Element and region data
----

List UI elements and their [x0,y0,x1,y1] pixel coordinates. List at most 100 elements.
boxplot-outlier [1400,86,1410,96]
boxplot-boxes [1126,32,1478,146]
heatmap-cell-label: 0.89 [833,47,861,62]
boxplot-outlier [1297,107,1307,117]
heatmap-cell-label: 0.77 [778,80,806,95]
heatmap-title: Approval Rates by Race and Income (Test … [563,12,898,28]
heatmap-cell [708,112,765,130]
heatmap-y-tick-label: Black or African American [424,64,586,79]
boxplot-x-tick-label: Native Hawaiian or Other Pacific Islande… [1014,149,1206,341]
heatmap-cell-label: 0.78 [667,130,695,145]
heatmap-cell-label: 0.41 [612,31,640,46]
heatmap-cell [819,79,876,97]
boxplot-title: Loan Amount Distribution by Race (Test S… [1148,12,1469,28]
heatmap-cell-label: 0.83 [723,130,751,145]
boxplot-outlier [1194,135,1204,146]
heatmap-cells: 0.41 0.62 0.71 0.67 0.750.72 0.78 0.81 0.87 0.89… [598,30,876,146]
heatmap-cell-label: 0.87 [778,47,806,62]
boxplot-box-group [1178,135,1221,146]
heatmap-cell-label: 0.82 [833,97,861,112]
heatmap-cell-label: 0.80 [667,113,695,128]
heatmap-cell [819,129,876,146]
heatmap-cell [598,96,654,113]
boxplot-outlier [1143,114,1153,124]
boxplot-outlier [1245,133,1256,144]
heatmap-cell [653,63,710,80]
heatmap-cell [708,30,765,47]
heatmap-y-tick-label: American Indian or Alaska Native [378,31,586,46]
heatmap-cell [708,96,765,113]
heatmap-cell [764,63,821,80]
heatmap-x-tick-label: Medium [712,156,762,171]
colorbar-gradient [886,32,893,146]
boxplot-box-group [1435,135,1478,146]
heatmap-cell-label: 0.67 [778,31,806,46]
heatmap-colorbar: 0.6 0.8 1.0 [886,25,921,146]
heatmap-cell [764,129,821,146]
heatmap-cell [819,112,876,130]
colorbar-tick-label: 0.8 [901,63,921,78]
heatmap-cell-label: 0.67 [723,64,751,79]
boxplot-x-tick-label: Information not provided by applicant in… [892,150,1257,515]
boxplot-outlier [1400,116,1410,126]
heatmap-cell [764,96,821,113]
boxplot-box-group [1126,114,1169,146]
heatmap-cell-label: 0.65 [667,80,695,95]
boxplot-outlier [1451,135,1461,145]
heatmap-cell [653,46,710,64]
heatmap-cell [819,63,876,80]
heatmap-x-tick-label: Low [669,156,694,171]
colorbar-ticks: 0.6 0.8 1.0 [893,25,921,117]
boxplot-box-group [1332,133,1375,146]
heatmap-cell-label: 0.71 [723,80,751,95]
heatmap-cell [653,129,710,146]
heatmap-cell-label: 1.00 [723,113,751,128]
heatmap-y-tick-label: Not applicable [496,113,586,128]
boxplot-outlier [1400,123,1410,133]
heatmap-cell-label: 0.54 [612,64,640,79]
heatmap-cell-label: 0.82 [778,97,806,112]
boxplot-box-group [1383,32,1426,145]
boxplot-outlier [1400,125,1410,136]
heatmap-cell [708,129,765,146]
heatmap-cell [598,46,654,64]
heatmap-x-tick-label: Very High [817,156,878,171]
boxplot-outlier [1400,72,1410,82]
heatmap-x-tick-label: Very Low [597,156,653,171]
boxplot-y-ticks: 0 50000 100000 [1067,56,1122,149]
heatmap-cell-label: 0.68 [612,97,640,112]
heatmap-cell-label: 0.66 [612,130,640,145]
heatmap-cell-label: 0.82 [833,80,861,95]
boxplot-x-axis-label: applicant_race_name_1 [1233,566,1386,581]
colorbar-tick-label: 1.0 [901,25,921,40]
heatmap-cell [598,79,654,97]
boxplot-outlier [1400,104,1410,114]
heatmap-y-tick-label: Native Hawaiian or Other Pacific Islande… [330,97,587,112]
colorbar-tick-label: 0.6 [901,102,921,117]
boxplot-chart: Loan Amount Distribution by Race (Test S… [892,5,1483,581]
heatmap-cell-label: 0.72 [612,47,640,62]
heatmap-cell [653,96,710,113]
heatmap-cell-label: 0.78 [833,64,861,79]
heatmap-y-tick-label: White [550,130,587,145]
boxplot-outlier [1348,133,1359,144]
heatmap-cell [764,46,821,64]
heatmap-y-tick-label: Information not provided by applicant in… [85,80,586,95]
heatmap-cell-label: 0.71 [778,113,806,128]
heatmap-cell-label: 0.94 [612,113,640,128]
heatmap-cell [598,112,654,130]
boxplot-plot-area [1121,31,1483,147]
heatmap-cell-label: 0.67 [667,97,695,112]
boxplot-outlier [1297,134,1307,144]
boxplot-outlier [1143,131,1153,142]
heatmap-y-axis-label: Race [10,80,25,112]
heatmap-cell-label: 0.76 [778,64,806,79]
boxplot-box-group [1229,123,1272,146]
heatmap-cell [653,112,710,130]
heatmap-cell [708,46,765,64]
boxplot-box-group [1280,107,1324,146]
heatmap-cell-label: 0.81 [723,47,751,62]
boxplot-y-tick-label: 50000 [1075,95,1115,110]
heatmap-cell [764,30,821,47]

----

SHORT TASK:
Please copy every line of the items exactly, from the very first one down through the line containing "heatmap-cell [708,112,765,130]", including that line.

RESULT FOR THIS TASK:
List UI elements and their [x0,y0,x1,y1] pixel coordinates. List at most 100 elements.
boxplot-outlier [1400,86,1410,96]
boxplot-boxes [1126,32,1478,146]
heatmap-cell-label: 0.89 [833,47,861,62]
boxplot-outlier [1297,107,1307,117]
heatmap-cell-label: 0.77 [778,80,806,95]
heatmap-title: Approval Rates by Race and Income (Test … [563,12,898,28]
heatmap-cell [708,112,765,130]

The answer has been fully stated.